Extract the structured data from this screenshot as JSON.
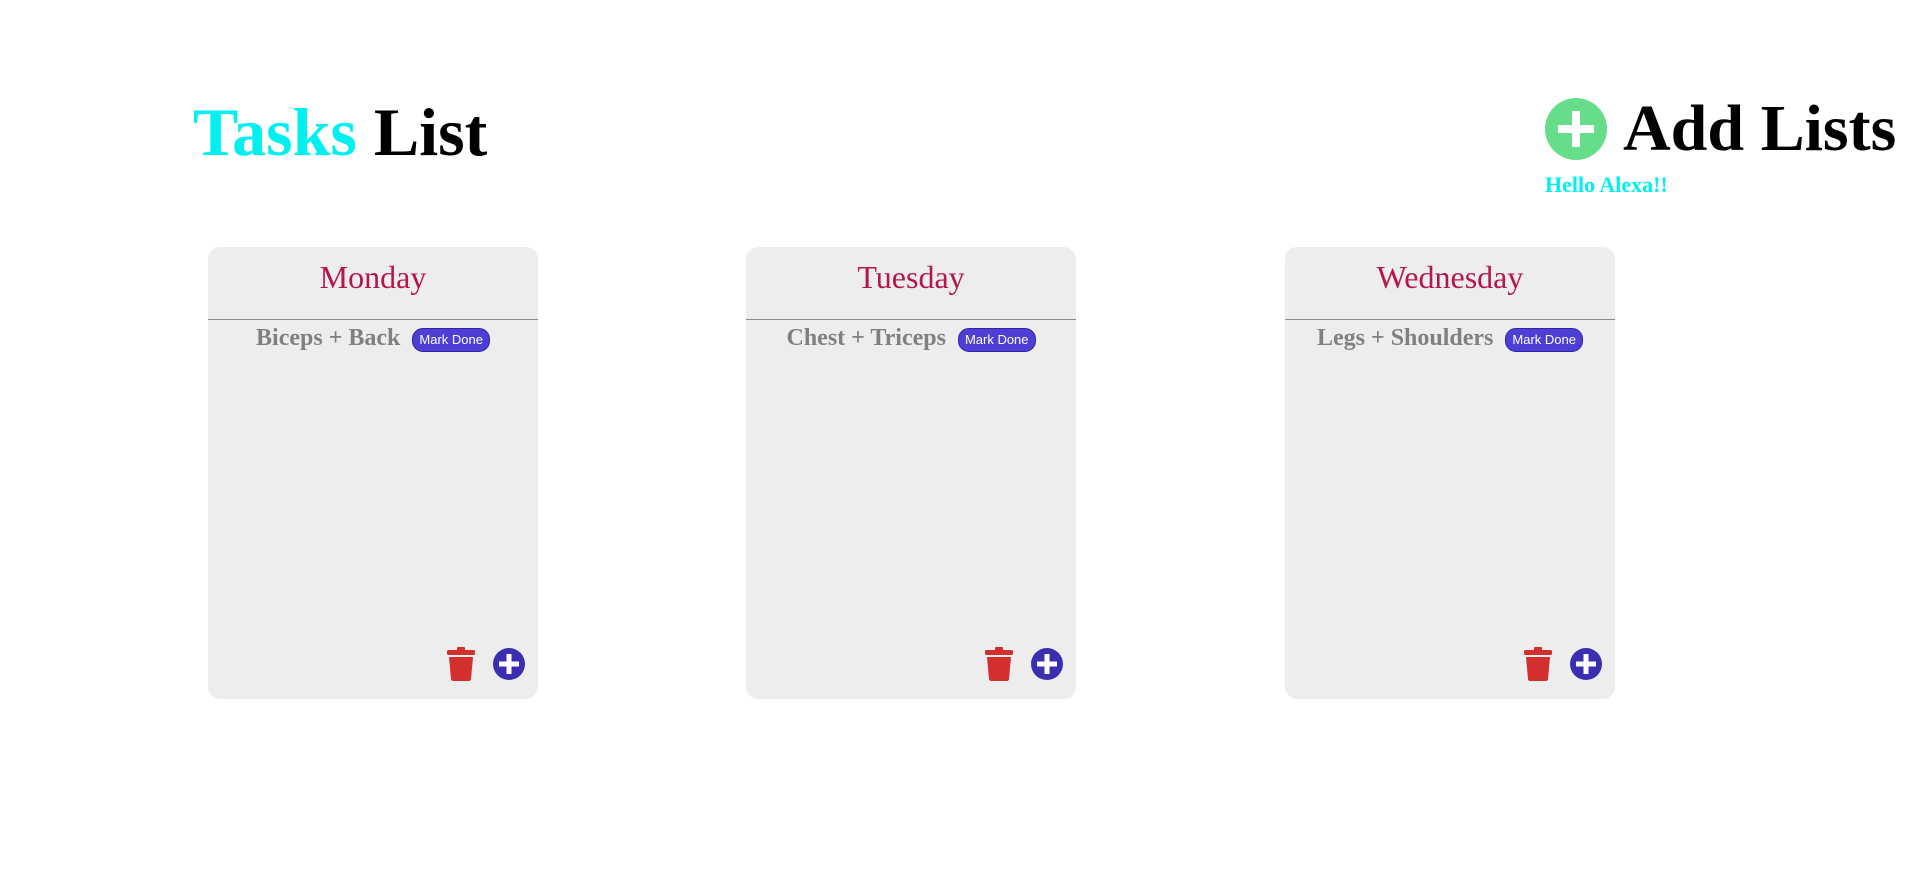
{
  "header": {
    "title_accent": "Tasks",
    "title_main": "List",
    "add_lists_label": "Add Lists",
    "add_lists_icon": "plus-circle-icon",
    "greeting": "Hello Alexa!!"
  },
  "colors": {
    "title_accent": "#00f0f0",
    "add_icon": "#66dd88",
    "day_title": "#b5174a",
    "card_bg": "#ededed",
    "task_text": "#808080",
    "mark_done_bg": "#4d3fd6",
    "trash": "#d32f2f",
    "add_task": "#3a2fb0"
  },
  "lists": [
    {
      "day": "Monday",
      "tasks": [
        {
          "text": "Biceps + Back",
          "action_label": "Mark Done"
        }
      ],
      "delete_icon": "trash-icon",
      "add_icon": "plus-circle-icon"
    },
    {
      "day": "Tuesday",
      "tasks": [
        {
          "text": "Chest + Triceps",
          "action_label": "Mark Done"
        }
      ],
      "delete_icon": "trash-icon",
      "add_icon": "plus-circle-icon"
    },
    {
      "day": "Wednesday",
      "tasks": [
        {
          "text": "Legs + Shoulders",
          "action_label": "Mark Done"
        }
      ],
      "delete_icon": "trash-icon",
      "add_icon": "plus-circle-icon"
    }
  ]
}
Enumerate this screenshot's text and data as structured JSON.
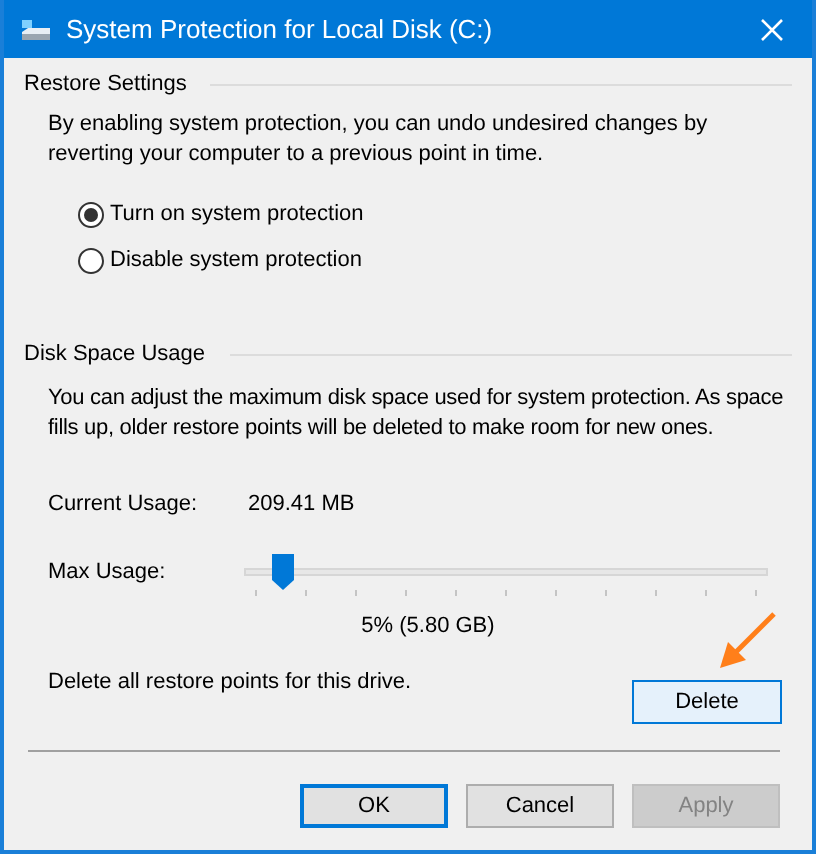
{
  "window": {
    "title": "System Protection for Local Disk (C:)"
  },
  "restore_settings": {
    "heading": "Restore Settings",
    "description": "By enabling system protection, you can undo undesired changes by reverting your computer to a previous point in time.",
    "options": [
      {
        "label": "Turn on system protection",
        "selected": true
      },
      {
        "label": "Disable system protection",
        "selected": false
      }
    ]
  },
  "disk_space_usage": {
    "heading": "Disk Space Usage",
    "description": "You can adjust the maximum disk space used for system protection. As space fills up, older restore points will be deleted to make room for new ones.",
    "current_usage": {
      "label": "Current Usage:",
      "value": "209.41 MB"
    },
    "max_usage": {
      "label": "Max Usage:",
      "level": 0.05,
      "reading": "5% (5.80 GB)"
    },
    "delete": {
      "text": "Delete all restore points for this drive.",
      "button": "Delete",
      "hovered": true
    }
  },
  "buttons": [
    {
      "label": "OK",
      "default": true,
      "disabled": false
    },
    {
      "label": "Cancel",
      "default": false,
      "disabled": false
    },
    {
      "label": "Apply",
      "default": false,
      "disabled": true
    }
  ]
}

• _GOAL_
Extract the entries in full, exactly as they are, minus the pictures.

• _WRITTEN ANSWER_
Extract the structured data from this screenshot as JSON.
{
  "header": {
    "title_accent": "Tasks",
    "title_main": "List",
    "add_lists_label": "Add Lists",
    "add_lists_icon": "plus-circle-icon",
    "greeting": "Hello Alexa!!"
  },
  "colors": {
    "title_accent": "#00f0f0",
    "add_icon": "#66dd88",
    "day_title": "#b5174a",
    "card_bg": "#ededed",
    "task_text": "#808080",
    "mark_done_bg": "#4d3fd6",
    "trash": "#d32f2f",
    "add_task": "#3a2fb0"
  },
  "lists": [
    {
      "day": "Monday",
      "tasks": [
        {
          "text": "Biceps + Back",
          "action_label": "Mark Done"
        }
      ],
      "delete_icon": "trash-icon",
      "add_icon": "plus-circle-icon"
    },
    {
      "day": "Tuesday",
      "tasks": [
        {
          "text": "Chest + Triceps",
          "action_label": "Mark Done"
        }
      ],
      "delete_icon": "trash-icon",
      "add_icon": "plus-circle-icon"
    },
    {
      "day": "Wednesday",
      "tasks": [
        {
          "text": "Legs + Shoulders",
          "action_label": "Mark Done"
        }
      ],
      "delete_icon": "trash-icon",
      "add_icon": "plus-circle-icon"
    }
  ]
}
Enumerate this screenshot's text and data as structured JSON.
{
  "window": {
    "title": "System Protection for Local Disk (C:)"
  },
  "restore_settings": {
    "heading": "Restore Settings",
    "description": "By enabling system protection, you can undo undesired changes by reverting your computer to a previous point in time.",
    "options": [
      {
        "label": "Turn on system protection",
        "selected": true
      },
      {
        "label": "Disable system protection",
        "selected": false
      }
    ]
  },
  "disk_space_usage": {
    "heading": "Disk Space Usage",
    "description": "You can adjust the maximum disk space used for system protection. As space fills up, older restore points will be deleted to make room for new ones.",
    "current_usage": {
      "label": "Current Usage:",
      "value": "209.41 MB"
    },
    "max_usage": {
      "label": "Max Usage:",
      "level": 0.05,
      "reading": "5% (5.80 GB)"
    },
    "delete": {
      "text": "Delete all restore points for this drive.",
      "button": "Delete",
      "hovered": true
    }
  },
  "buttons": [
    {
      "label": "OK",
      "default": true,
      "disabled": false
    },
    {
      "label": "Cancel",
      "default": false,
      "disabled": false
    },
    {
      "label": "Apply",
      "default": false,
      "disabled": true
    }
  ]
}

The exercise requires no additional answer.